-- Begin --

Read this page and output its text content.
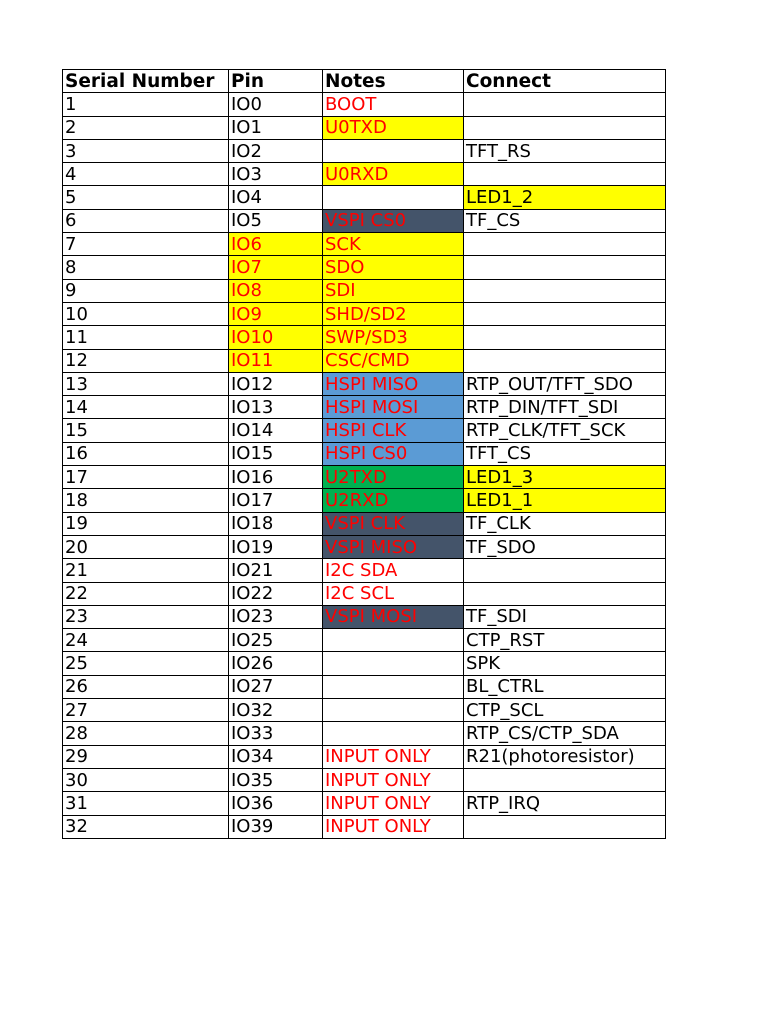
Serial Number	Pin	Notes	Connect
1	IO0	BOOT	
2	IO1	U0TXD	
3	IO2		TFT_RS
4	IO3	U0RXD	
5	IO4		LED1_2
6	IO5	VSPI CS0	TF_CS
7	IO6	SCK	
8	IO7	SDO	
9	IO8	SDI	
10	IO9	SHD/SD2	
11	IO10	SWP/SD3	
12	IO11	CSC/CMD	
13	IO12	HSPI MISO	RTP_OUT/TFT_SDO
14	IO13	HSPI MOSI	RTP_DIN/TFT_SDI
15	IO14	HSPI CLK	RTP_CLK/TFT_SCK
16	IO15	HSPI CS0	TFT_CS
17	IO16	U2TXD	LED1_3
18	IO17	U2RXD	LED1_1
19	IO18	VSPI CLK	TF_CLK
20	IO19	VSPI MISO	TF_SDO
21	IO21	I2C SDA	
22	IO22	I2C SCL	
23	IO23	VSPI MOSI	TF_SDI
24	IO25		CTP_RST
25	IO26		SPK
26	IO27		BL_CTRL
27	IO32		CTP_SCL
28	IO33		RTP_CS/CTP_SDA
29	IO34	INPUT ONLY	R21(photoresistor)
30	IO35	INPUT ONLY	
31	IO36	INPUT ONLY	RTP_IRQ
32	IO39	INPUT ONLY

-- End --

Pictures are not part of the copy; output everything else in the records exactly.

RESULT OF THIS TASK -
Read this page and output its text content.
Serial Number	Pin	Notes	Connect
1	IO0	BOOT	
2	IO1	U0TXD	
3	IO2		TFT_RS
4	IO3	U0RXD	
5	IO4		LED1_2
6	IO5	VSPI CS0	TF_CS
7	IO6	SCK	
8	IO7	SDO	
9	IO8	SDI	
10	IO9	SHD/SD2	
11	IO10	SWP/SD3	
12	IO11	CSC/CMD	
13	IO12	HSPI MISO	RTP_OUT/TFT_SDO
14	IO13	HSPI MOSI	RTP_DIN/TFT_SDI
15	IO14	HSPI CLK	RTP_CLK/TFT_SCK
16	IO15	HSPI CS0	TFT_CS
17	IO16	U2TXD	LED1_3
18	IO17	U2RXD	LED1_1
19	IO18	VSPI CLK	TF_CLK
20	IO19	VSPI MISO	TF_SDO
21	IO21	I2C SDA	
22	IO22	I2C SCL	
23	IO23	VSPI MOSI	TF_SDI
24	IO25		CTP_RST
25	IO26		SPK
26	IO27		BL_CTRL
27	IO32		CTP_SCL
28	IO33		RTP_CS/CTP_SDA
29	IO34	INPUT ONLY	R21(photoresistor)
30	IO35	INPUT ONLY	
31	IO36	INPUT ONLY	RTP_IRQ
32	IO39	INPUT ONLY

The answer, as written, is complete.